**Stored data entries:**
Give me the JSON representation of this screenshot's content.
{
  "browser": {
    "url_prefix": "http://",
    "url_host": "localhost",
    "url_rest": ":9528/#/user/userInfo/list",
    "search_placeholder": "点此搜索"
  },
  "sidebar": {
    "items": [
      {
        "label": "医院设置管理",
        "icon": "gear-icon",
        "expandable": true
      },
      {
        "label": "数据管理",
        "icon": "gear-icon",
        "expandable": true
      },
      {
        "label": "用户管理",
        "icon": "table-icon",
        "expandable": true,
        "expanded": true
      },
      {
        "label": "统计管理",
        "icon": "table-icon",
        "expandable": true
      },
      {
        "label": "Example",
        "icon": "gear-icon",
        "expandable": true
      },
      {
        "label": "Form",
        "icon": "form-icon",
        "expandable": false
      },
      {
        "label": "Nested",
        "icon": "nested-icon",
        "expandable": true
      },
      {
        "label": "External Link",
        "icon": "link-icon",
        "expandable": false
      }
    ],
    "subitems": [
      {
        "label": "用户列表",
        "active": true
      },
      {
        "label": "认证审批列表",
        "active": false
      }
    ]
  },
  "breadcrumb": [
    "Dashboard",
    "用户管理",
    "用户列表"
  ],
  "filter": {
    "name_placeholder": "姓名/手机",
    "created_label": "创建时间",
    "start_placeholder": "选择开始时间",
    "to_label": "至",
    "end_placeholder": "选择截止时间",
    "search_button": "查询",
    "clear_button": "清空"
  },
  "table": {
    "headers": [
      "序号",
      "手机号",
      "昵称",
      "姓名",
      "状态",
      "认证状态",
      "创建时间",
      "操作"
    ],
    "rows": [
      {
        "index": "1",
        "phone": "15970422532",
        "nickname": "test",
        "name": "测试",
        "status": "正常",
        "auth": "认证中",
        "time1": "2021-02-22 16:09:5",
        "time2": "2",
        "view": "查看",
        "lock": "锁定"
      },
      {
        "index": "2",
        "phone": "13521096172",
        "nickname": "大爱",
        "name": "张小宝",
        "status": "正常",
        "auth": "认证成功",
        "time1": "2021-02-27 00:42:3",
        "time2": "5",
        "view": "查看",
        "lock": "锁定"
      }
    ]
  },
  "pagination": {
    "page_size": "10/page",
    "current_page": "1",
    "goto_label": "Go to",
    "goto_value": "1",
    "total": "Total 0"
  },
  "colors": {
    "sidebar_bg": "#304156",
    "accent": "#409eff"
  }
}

**Task requirements:**
Reproduce each record shown above without altering a single word.

**Correct result:**
Give me the JSON representation of this screenshot's content.
{
  "browser": {
    "url_prefix": "http://",
    "url_host": "localhost",
    "url_rest": ":9528/#/user/userInfo/list",
    "search_placeholder": "点此搜索"
  },
  "sidebar": {
    "items": [
      {
        "label": "医院设置管理",
        "icon": "gear-icon",
        "expandable": true
      },
      {
        "label": "数据管理",
        "icon": "gear-icon",
        "expandable": true
      },
      {
        "label": "用户管理",
        "icon": "table-icon",
        "expandable": true,
        "expanded": true
      },
      {
        "label": "统计管理",
        "icon": "table-icon",
        "expandable": true
      },
      {
        "label": "Example",
        "icon": "gear-icon",
        "expandable": true
      },
      {
        "label": "Form",
        "icon": "form-icon",
        "expandable": false
      },
      {
        "label": "Nested",
        "icon": "nested-icon",
        "expandable": true
      },
      {
        "label": "External Link",
        "icon": "link-icon",
        "expandable": false
      }
    ],
    "subitems": [
      {
        "label": "用户列表",
        "active": true
      },
      {
        "label": "认证审批列表",
        "active": false
      }
    ]
  },
  "breadcrumb": [
    "Dashboard",
    "用户管理",
    "用户列表"
  ],
  "filter": {
    "name_placeholder": "姓名/手机",
    "created_label": "创建时间",
    "start_placeholder": "选择开始时间",
    "to_label": "至",
    "end_placeholder": "选择截止时间",
    "search_button": "查询",
    "clear_button": "清空"
  },
  "table": {
    "headers": [
      "序号",
      "手机号",
      "昵称",
      "姓名",
      "状态",
      "认证状态",
      "创建时间",
      "操作"
    ],
    "rows": [
      {
        "index": "1",
        "phone": "15970422532",
        "nickname": "test",
        "name": "测试",
        "status": "正常",
        "auth": "认证中",
        "time1": "2021-02-22 16:09:5",
        "time2": "2",
        "view": "查看",
        "lock": "锁定"
      },
      {
        "index": "2",
        "phone": "13521096172",
        "nickname": "大爱",
        "name": "张小宝",
        "status": "正常",
        "auth": "认证成功",
        "time1": "2021-02-27 00:42:3",
        "time2": "5",
        "view": "查看",
        "lock": "锁定"
      }
    ]
  },
  "pagination": {
    "page_size": "10/page",
    "current_page": "1",
    "goto_label": "Go to",
    "goto_value": "1",
    "total": "Total 0"
  },
  "colors": {
    "sidebar_bg": "#304156",
    "accent": "#409eff"
  }
}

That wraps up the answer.